STATED TASK 1
According to the passage on Peter's Pentecost sermon, what Hebrew word is used for "pour out"?
STATED TASK 2
Continue the passage on Peter's Pentecost sermon and Pentecostalism, starting right after its final sentence.

PASSAGE GIVEN
§

Second, Peter emphasized the freshly heard languages and experienced power of the Holy Spirit by recognizing the “pouring out” of the Spirit “on all flesh.” The Hebrew word “shaphak” (pour out; שפך) is also used in the sense of the wrath of God being poured out (e.g., Psalm 79:6; Ezekiel 7:8). While it took Peter time to process the implications of επί πάσαν σάρκα (“upon all flesh,” על־כל־בשר, and two-thousand years later we are still processing the implications), he recognized that something had occurred that morning that meant significant paradigm shifts. The wind-swept-river-of-God took them into a world larger than they had ever dreamed: A kingdom greater than historical Israel and the rise and fall of nations. Young and old are equal recipients of revelation. Men and women are both mouthpieces of God. Servants, low on the economic and social ladder, are swept upward in this Holy Spirit tsunami.

 

Of all Christian groups, it seems that Pentecostals should be able to navigate in, among, and through all the various tribes that comprise Christendom and the cultural matrix of our times.
Third, Peter with the “sound of a mighty rushing wind” still ringing in his ears, understood the impact of “wonders in heaven above and signs in the earth beneath” (Acts 2:19). This is what the apostle Paul affirmed in Romans 8:21 of the creation, still captive to the bondage of corruption, awaiting an eschatological manifestation of Spirit-filled generations who truly comprehend the liberty they have as the children of God.

Fourth, this massive build-up of revelation from eschatology to pneumatology to creation theology was like a giant wave washing away all confusion so this one clear affirmation could stand: “Whoever calls on the name of the Lord, shall be saved” (Acts 2:21). And to make certain that the hearers knew who this Lord actually was, Peter drew their attention to the historic fact of “Jesus of Nazareth, a Man attested by God to you by miracles, wonders, and signs which God did through Him in your midst, as you yourselves know—God has made this Jesus, whom you crucified, both Lord and Christ” (2:22, 36).

As we stand on the threshold of remembering one hundred years ago (Azusa Street) and two thousand years ago (Pentecost), Pentecostalism must rediscover the present power of the affirmations expressed and experienced by our First Century and Twentieth Century fathers and mothers in the faith.

There is much in the Pentecostal/charismatic world that I find encouraging. I am not a pessimist about what God is doing through Pentecostalism, as well as through other streams in the desert of this world. Here are five specific points of encouragement I see:

  • There is great renewal with a passion for Christ among many young people. I see a passion for intercession and evangelism among this group.
  • We praise God for the great leaders of the past who have modeled extraordinary faith. While their days are limited due to their ages, I see a new set of faith-filled, vision-inspired leaders arising. Many of them are arising from non-Pentecostal/charismatic churches, but are far more receptive to Spirit-empowered ministry than their evangelical forefathers.

§

Dataset items:
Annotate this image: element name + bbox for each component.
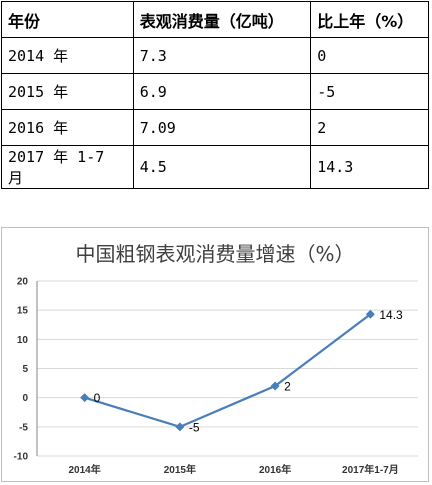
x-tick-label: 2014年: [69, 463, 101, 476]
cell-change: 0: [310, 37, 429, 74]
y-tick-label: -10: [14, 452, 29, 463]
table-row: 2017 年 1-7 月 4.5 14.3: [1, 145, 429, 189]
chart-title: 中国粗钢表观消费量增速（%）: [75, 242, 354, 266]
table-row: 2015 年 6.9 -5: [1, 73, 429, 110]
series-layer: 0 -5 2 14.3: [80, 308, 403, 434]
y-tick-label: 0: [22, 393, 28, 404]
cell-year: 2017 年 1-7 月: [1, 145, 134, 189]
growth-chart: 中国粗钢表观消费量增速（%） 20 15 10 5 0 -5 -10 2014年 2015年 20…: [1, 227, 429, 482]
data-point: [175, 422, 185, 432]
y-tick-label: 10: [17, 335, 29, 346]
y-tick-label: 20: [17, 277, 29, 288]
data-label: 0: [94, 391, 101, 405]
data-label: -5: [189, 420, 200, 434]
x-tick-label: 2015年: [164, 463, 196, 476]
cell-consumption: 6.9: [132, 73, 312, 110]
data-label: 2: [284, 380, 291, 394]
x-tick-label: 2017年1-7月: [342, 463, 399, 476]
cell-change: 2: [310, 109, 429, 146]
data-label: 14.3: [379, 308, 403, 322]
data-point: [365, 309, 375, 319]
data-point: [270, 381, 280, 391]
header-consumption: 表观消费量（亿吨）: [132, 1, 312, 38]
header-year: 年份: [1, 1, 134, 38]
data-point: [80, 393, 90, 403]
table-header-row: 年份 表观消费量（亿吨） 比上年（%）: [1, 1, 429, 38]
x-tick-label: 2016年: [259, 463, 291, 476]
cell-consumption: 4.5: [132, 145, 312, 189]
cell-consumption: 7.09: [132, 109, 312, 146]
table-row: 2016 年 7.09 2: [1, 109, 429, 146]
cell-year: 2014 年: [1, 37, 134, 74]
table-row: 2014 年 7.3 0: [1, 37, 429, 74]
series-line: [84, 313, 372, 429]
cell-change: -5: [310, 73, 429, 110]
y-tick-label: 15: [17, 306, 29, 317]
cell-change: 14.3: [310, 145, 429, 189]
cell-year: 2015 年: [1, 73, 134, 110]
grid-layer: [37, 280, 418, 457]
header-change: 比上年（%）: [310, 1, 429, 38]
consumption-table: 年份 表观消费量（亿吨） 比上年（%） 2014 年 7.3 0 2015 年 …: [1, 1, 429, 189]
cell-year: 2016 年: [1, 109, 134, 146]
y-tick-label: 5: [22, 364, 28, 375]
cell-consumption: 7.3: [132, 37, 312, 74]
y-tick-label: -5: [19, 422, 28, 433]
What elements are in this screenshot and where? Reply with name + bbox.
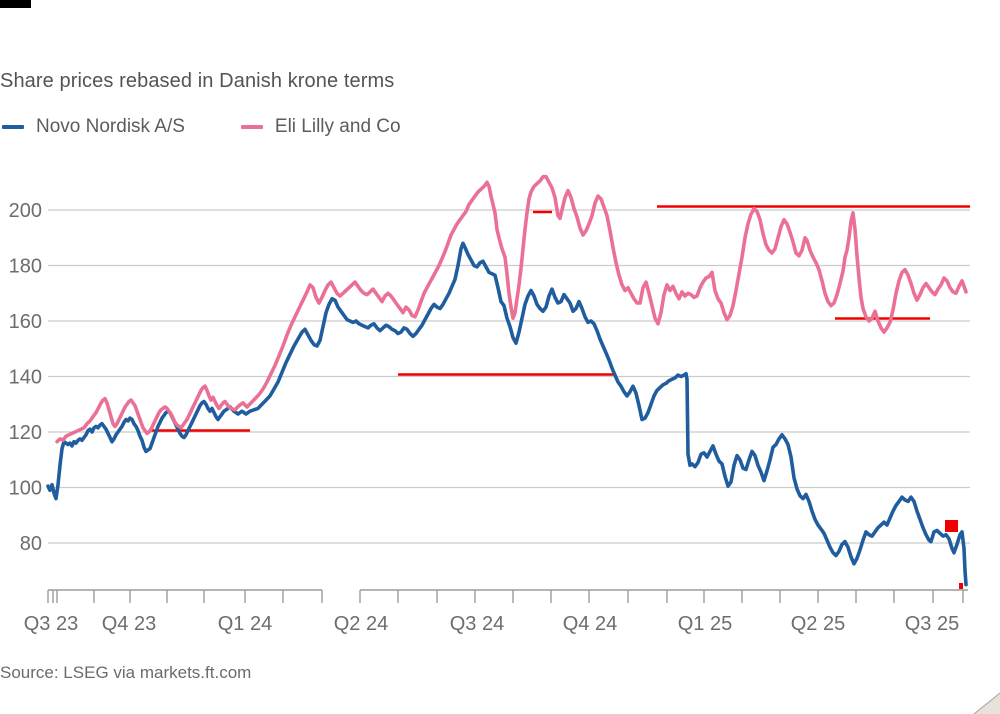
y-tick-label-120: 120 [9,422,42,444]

§

TASK RESPONSE 1
Shaphak (שפך).

TASK RESPONSE 2
  • Pentecostalism has taken advantage of the media to present the Gospel. While some of that is, for some of us, rather embarrassing on Christian television, we can be thankful that we did not demonize the internet but instead have embraced the possibilities in a globally-connected world.
  • Pentecostalism has a growing awareness of the power of the Holy Spirit to meet the social, economic, and yes, political, needs of people.

There is great diversity within the various cultures and sub-cultures of Pentecostalism. In preparing this message, I sent a copy to Matt Green, a vibrant emerging young Pentecostal leader who was then editor of Ministries Today, for his input. He wrote back, “Doug, plea for the academic community to pursue engagement with the ‘popular’ charismatic/Pentecostal community… to be willing to put up with a little nonsense so that they can contribute; to be willing to associate with the grassroots practitioners of Pentecostal theology.”

 

But I am also concerned about some things:

  • The loss of holiness—not in the Wesleyan/Reformed doctrinal debate—but as lifestyle that truly beckons the lost to God’s purposes and blessings in godly living.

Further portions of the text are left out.